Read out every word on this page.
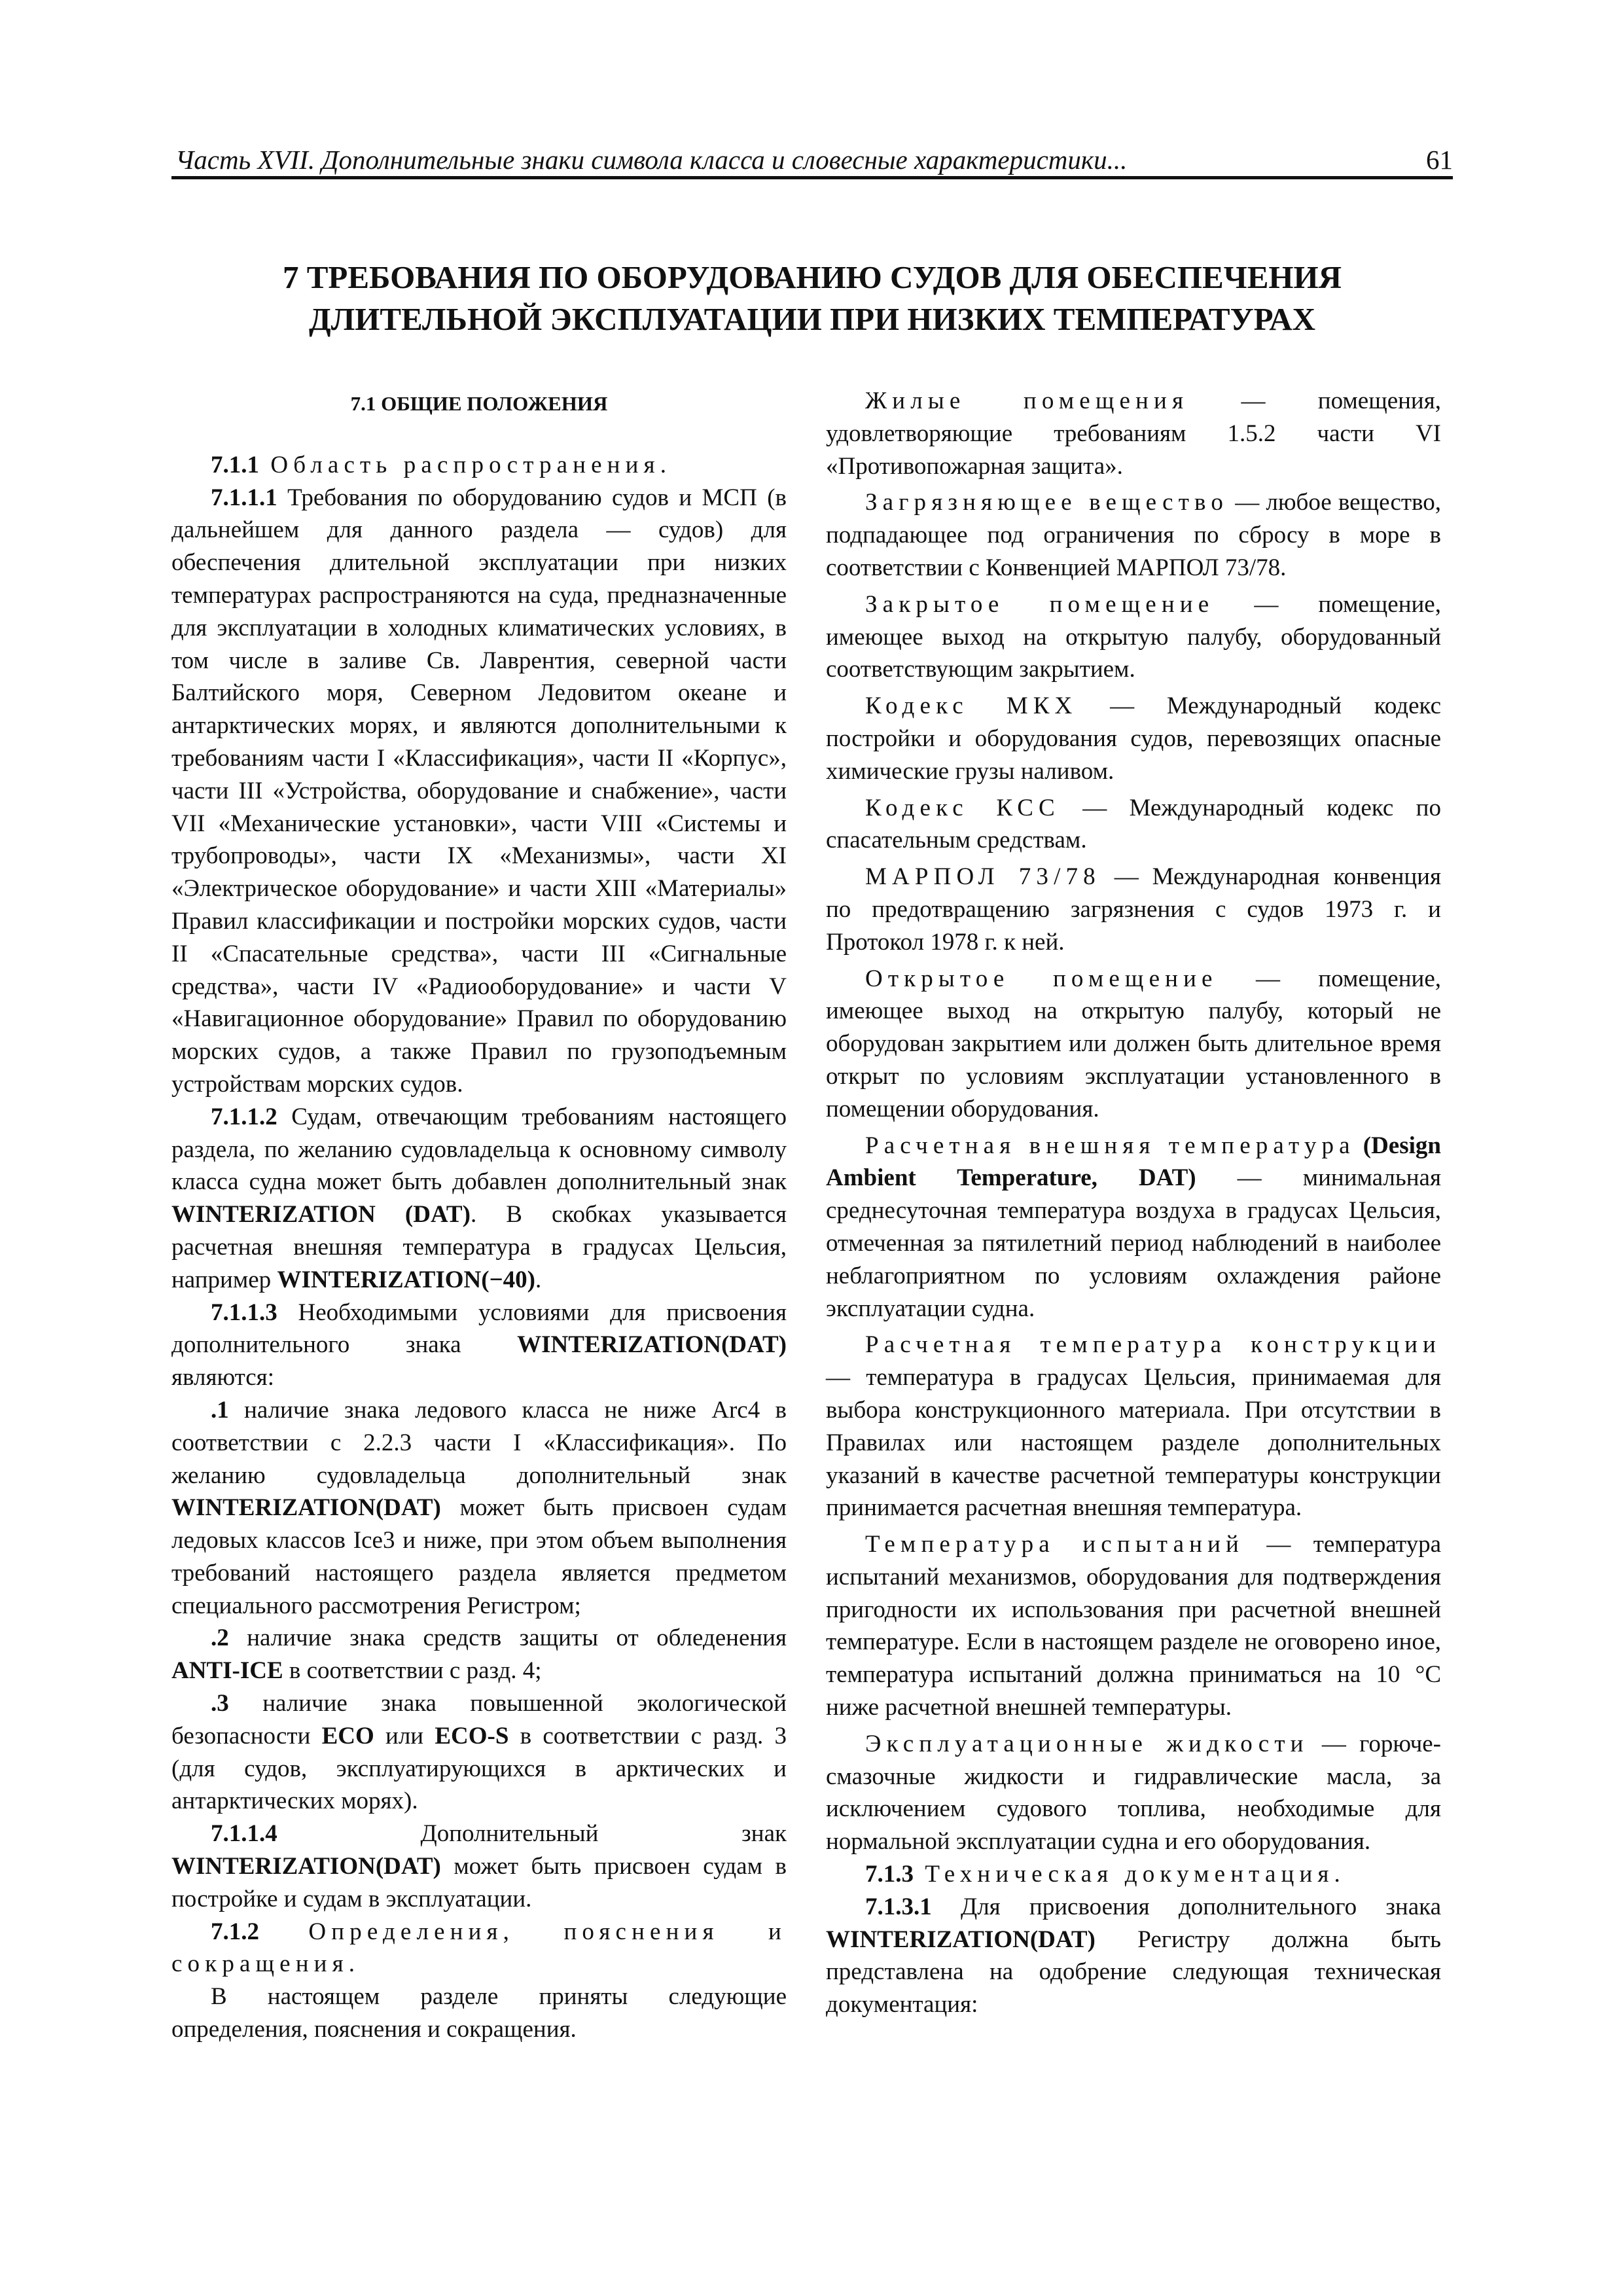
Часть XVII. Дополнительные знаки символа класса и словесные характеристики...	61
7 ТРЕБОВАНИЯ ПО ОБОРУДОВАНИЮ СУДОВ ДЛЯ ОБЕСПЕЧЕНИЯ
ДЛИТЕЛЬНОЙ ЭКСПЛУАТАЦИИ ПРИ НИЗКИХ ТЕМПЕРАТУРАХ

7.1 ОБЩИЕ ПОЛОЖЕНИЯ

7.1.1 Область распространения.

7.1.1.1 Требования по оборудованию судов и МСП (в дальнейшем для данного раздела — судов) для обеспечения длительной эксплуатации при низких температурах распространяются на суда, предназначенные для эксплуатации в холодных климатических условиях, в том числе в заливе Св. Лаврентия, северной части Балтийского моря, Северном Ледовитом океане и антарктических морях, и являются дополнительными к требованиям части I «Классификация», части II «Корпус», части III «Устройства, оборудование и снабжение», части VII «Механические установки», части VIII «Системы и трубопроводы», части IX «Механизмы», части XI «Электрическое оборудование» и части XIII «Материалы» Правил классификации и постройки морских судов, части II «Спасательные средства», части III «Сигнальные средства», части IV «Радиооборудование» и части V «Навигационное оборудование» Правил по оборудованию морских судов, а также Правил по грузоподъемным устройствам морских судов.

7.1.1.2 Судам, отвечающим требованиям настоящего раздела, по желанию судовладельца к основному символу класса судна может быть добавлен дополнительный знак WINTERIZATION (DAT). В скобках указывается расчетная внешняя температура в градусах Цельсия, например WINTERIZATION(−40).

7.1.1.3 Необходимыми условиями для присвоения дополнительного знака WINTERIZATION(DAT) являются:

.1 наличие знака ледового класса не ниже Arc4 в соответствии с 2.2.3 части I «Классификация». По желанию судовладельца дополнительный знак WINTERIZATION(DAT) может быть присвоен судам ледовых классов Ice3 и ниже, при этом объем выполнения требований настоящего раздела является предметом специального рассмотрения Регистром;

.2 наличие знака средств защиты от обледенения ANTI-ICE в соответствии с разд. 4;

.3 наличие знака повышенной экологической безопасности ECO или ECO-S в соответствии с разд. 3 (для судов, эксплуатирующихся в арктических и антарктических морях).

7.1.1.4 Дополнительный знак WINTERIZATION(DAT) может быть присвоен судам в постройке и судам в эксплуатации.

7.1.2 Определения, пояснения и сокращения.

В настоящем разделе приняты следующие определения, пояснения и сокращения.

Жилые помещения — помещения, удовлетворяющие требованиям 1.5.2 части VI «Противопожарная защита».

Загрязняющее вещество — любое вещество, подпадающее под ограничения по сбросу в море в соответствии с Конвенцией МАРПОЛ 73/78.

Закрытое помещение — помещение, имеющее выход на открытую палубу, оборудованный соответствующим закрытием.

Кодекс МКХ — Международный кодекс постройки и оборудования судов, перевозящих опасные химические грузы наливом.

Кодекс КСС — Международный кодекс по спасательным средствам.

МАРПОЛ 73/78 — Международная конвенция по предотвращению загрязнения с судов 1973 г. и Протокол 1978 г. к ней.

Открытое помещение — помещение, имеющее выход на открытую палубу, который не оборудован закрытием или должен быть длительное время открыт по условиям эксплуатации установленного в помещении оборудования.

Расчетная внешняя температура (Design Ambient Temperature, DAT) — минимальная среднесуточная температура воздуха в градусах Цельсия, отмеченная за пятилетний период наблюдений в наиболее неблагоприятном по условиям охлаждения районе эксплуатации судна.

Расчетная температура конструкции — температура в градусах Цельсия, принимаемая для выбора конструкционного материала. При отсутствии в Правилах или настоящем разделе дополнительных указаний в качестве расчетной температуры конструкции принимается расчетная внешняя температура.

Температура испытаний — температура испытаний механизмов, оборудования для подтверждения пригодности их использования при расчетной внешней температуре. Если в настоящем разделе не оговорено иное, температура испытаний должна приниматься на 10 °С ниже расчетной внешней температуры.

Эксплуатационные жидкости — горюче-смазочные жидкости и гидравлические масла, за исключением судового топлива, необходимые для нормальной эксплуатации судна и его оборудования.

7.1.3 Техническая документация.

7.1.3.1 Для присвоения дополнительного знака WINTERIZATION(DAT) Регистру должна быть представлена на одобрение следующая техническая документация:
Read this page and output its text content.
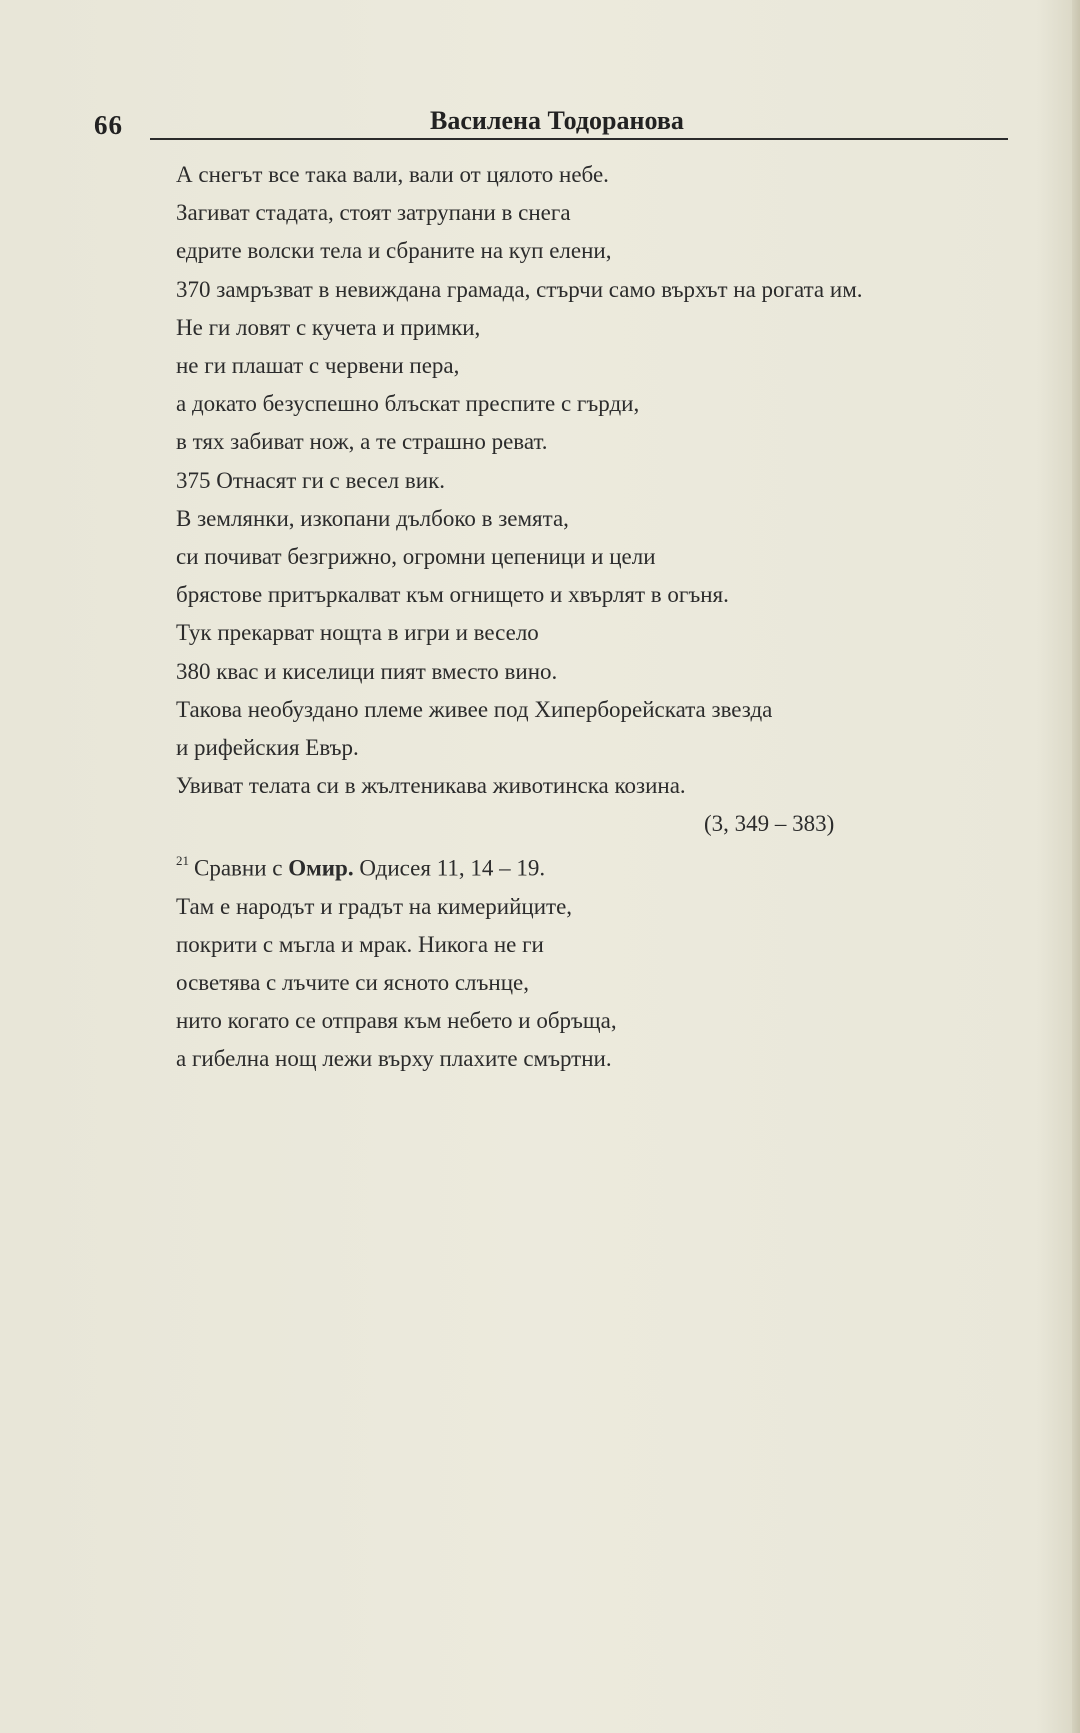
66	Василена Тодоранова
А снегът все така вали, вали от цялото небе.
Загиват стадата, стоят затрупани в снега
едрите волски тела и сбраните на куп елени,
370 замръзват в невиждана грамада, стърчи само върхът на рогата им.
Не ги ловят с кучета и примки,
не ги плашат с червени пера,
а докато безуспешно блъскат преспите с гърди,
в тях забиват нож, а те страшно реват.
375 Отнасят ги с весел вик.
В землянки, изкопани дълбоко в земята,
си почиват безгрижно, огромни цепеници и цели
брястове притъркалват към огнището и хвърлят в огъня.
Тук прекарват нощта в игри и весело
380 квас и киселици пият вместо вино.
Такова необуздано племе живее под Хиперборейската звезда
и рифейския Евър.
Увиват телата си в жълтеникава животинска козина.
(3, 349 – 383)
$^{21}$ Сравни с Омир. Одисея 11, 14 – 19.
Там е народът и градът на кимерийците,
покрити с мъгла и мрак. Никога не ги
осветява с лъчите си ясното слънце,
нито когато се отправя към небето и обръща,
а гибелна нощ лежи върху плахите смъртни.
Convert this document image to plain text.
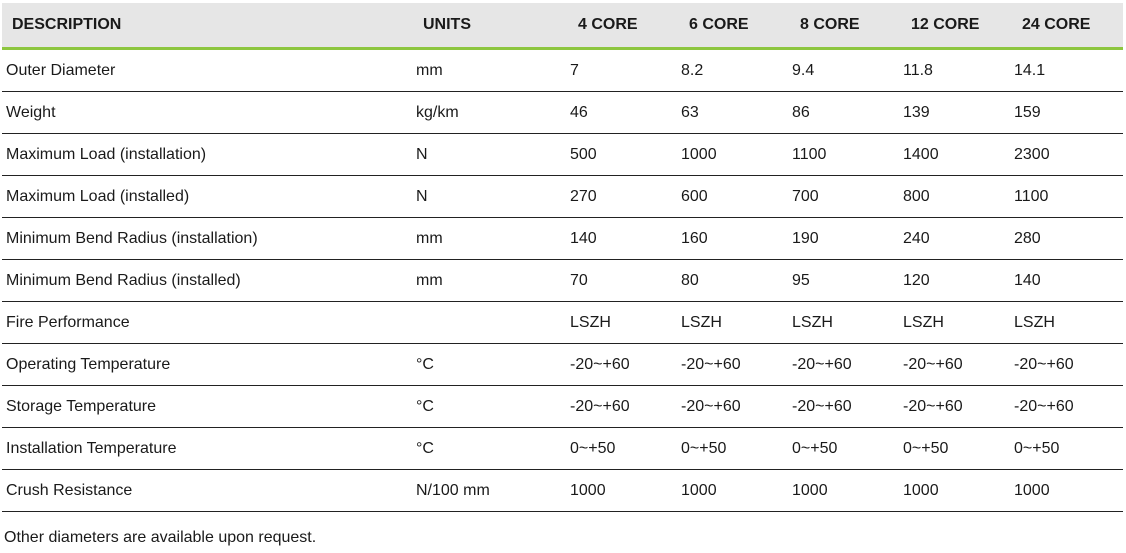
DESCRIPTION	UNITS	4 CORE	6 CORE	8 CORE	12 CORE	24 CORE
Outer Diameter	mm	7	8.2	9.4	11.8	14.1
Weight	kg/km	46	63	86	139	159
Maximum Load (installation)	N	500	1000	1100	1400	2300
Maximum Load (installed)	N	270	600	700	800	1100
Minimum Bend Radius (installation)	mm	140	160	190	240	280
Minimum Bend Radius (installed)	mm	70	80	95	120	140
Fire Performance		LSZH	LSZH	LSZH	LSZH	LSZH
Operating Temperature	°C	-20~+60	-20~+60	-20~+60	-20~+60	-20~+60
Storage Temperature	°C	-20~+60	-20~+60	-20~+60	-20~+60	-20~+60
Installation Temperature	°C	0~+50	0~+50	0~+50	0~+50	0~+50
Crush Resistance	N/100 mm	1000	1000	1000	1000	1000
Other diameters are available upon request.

• • • • • • •

▸ **What is required**
From the data above, copy each line that holds "имеющее".

▸ **Correct answer**
Закрытое помещение — помещение, имеющее выход на открытую палубу, оборудованный соответствующим закрытием.
Открытое помещение — помещение, имеющее выход на открытую палубу, который не оборудован закрытием или должен быть длительное время открыт по условиям эксплуатации установленного в помещении оборудования.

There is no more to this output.